─── Data rows

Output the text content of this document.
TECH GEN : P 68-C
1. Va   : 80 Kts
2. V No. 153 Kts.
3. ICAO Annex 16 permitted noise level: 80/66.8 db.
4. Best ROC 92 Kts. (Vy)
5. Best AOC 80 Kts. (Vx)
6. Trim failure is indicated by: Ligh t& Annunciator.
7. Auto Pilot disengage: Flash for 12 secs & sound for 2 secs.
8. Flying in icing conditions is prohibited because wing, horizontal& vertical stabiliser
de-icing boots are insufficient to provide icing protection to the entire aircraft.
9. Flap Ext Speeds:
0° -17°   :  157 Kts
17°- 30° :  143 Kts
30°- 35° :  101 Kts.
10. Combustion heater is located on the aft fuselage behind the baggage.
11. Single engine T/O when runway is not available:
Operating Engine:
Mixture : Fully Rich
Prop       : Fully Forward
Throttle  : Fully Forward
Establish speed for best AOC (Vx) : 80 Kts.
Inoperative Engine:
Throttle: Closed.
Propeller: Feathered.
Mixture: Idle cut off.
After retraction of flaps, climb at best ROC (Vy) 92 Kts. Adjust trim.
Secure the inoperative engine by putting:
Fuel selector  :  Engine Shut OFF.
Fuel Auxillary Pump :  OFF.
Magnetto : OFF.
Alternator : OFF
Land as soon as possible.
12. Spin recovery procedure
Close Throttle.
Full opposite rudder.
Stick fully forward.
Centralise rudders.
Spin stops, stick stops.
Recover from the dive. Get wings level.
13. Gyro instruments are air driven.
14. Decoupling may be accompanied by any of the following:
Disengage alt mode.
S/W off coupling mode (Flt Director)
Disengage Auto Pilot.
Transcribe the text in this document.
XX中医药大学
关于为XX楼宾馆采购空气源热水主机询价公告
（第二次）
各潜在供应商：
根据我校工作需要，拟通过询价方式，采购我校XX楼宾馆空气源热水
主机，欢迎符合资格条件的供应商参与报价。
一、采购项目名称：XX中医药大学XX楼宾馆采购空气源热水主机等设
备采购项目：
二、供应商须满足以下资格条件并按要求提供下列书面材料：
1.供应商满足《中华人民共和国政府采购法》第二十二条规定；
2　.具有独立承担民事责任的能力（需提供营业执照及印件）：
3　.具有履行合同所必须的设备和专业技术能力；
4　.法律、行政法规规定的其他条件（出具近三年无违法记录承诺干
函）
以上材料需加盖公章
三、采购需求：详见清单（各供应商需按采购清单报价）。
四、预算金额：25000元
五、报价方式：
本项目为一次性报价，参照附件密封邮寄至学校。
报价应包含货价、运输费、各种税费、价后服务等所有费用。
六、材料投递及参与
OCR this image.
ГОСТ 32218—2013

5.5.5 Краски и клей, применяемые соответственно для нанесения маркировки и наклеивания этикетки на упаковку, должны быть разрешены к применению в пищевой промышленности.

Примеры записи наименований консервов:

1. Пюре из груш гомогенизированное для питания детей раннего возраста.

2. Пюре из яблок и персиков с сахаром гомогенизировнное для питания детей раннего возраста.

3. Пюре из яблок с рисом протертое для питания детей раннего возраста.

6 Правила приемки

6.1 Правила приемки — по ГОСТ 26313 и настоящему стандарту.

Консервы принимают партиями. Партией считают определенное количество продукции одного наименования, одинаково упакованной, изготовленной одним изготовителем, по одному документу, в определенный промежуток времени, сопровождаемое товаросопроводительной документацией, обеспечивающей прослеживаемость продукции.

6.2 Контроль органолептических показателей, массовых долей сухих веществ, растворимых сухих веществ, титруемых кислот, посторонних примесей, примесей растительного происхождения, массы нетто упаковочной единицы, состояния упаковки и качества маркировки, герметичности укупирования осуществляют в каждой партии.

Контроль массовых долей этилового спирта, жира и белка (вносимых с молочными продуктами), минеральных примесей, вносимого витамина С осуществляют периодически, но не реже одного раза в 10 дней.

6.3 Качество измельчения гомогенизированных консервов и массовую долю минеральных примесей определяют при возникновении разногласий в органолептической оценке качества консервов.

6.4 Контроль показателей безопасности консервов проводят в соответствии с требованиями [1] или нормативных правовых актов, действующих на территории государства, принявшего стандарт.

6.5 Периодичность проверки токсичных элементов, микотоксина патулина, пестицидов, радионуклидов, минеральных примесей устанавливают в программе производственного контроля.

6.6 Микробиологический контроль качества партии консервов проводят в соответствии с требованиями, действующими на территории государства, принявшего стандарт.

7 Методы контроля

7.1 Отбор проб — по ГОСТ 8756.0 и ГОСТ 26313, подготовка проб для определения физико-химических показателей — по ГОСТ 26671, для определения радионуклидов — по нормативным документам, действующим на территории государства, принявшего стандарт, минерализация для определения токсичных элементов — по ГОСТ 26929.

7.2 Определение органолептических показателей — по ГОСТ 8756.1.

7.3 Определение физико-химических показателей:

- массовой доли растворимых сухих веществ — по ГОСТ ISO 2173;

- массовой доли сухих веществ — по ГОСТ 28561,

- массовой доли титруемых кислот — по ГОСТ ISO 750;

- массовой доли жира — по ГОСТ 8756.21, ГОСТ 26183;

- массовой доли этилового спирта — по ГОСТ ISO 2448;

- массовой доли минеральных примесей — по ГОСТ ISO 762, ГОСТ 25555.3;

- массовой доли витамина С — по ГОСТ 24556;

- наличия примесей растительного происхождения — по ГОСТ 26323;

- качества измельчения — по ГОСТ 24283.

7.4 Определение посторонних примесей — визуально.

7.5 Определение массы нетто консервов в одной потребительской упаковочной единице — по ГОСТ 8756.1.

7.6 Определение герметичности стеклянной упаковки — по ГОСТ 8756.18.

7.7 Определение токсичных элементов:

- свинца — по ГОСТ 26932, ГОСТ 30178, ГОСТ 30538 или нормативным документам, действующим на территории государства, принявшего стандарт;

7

──────

▶ Job
Reproduce the entries above exactly.

▶ Task answer
Output the text content of this document.
TECH GEN : P 68-C
1. Va   : 80 Kts
2. V No. 153 Kts.
3. ICAO Annex 16 permitted noise level: 80/66.8 db.
4. Best ROC 92 Kts. (Vy)
5. Best AOC 80 Kts. (Vx)
6. Trim failure is indicated by: Ligh t& Annunciator.
7. Auto Pilot disengage: Flash for 12 secs & sound for 2 secs.
8. Flying in icing conditions is prohibited because wing, horizontal& vertical stabiliser
de-icing boots are insufficient to provide icing protection to the entire aircraft.
9. Flap Ext Speeds:
0° -17°   :  157 Kts
17°- 30° :  143 Kts
30°- 35° :  101 Kts.
10. Combustion heater is located on the aft fuselage behind the baggage.
11. Single engine T/O when runway is not available:
Operating Engine:
Mixture : Fully Rich
Prop       : Fully Forward
Throttle  : Fully Forward
Establish speed for best AOC (Vx) : 80 Kts.
Inoperative Engine:
Throttle: Closed.
Propeller: Feathered.
Mixture: Idle cut off.
After retraction of flaps, climb at best ROC (Vy) 92 Kts. Adjust trim.
Secure the inoperative engine by putting:
Fuel selector  :  Engine Shut OFF.
Fuel Auxillary Pump :  OFF.
Magnetto : OFF.
Alternator : OFF
Land as soon as possible.
12. Spin recovery procedure
Close Throttle.
Full opposite rudder.
Stick fully forward.
Centralise rudders.
Spin stops, stick stops.
Recover from the dive. Get wings level.
13. Gyro instruments are air driven.
14. Decoupling may be accompanied by any of the following:
Disengage alt mode.
S/W off coupling mode (Flt Director)
Disengage Auto Pilot.
Transcribe the text in this document.
XX中医药大学
关于为XX楼宾馆采购空气源热水主机询价公告
（第二次）
各潜在供应商：
根据我校工作需要，拟通过询价方式，采购我校XX楼宾馆空气源热水
主机，欢迎符合资格条件的供应商参与报价。
一、采购项目名称：XX中医药大学XX楼宾馆采购空气源热水主机等设
备采购项目：
二、供应商须满足以下资格条件并按要求提供下列书面材料：
1.供应商满足《中华人民共和国政府采购法》第二十二条规定；
2　.具有独立承担民事责任的能力（需提供营业执照及印件）：
3　.具有履行合同所必须的设备和专业技术能力；
4　.法律、行政法规规定的其他条件（出具近三年无违法记录承诺干
函）
以上材料需加盖公章
三、采购需求：详见清单（各供应商需按采购清单报价）。
四、预算金额：25000元
五、报价方式：
本项目为一次性报价，参照附件密封邮寄至学校。
报价应包含货价、运输费、各种税费、价后服务等所有费用。
六、材料投递及参与
OCR this image.
ГОСТ 32218—2013

5.5.5 Краски и клей, применяемые соответственно для нанесения маркировки и наклеивания этикетки на упаковку, должны быть разрешены к применению в пищевой промышленности.

Примеры записи наименований консервов:

1. Пюре из груш гомогенизированное для питания детей раннего возраста.

2. Пюре из яблок и персиков с сахаром гомогенизировнное для питания детей раннего возраста.

3. Пюре из яблок с рисом протертое для питания детей раннего возраста.

6 Правила приемки

6.1 Правила приемки — по ГОСТ 26313 и настоящему стандарту.

Консервы принимают партиями. Партией считают определенное количество продукции одного наименования, одинаково упакованной, изготовленной одним изготовителем, по одному документу, в определенный промежуток времени, сопровождаемое товаросопроводительной документацией, обеспечивающей прослеживаемость продукции.

6.2 Контроль органолептических показателей, массовых долей сухих веществ, растворимых сухих веществ, титруемых кислот, посторонних примесей, примесей растительного происхождения, массы нетто упаковочной единицы, состояния упаковки и качества маркировки, герметичности укупирования осуществляют в каждой партии.

Контроль массовых долей этилового спирта, жира и белка (вносимых с молочными продуктами), минеральных примесей, вносимого витамина С осуществляют периодически, но не реже одного раза в 10 дней.

6.3 Качество измельчения гомогенизированных консервов и массовую долю минеральных примесей определяют при возникновении разногласий в органолептической оценке качества консервов.

6.4 Контроль показателей безопасности консервов проводят в соответствии с требованиями [1] или нормативных правовых актов, действующих на территории государства, принявшего стандарт.

6.5 Периодичность проверки токсичных элементов, микотоксина патулина, пестицидов, радионуклидов, минеральных примесей устанавливают в программе производственного контроля.

6.6 Микробиологический контроль качества партии консервов проводят в соответствии с требованиями, действующими на территории государства, принявшего стандарт.

7 Методы контроля

7.1 Отбор проб — по ГОСТ 8756.0 и ГОСТ 26313, подготовка проб для определения физико-химических показателей — по ГОСТ 26671, для определения радионуклидов — по нормативным документам, действующим на территории государства, принявшего стандарт, минерализация для определения токсичных элементов — по ГОСТ 26929.

7.2 Определение органолептических показателей — по ГОСТ 8756.1.

7.3 Определение физико-химических показателей:

- массовой доли растворимых сухих веществ — по ГОСТ ISO 2173;

- массовой доли сухих веществ — по ГОСТ 28561,

- массовой доли титруемых кислот — по ГОСТ ISO 750;

- массовой доли жира — по ГОСТ 8756.21, ГОСТ 26183;

- массовой доли этилового спирта — по ГОСТ ISO 2448;

- массовой доли минеральных примесей — по ГОСТ ISO 762, ГОСТ 25555.3;

- массовой доли витамина С — по ГОСТ 24556;

- наличия примесей растительного происхождения — по ГОСТ 26323;

- качества измельчения — по ГОСТ 24283.

7.4 Определение посторонних примесей — визуально.

7.5 Определение массы нетто консервов в одной потребительской упаковочной единице — по ГОСТ 8756.1.

7.6 Определение герметичности стеклянной упаковки — по ГОСТ 8756.18.

7.7 Определение токсичных элементов:

- свинца — по ГОСТ 26932, ГОСТ 30178, ГОСТ 30538 или нормативным документам, действующим на территории государства, принявшего стандарт;

7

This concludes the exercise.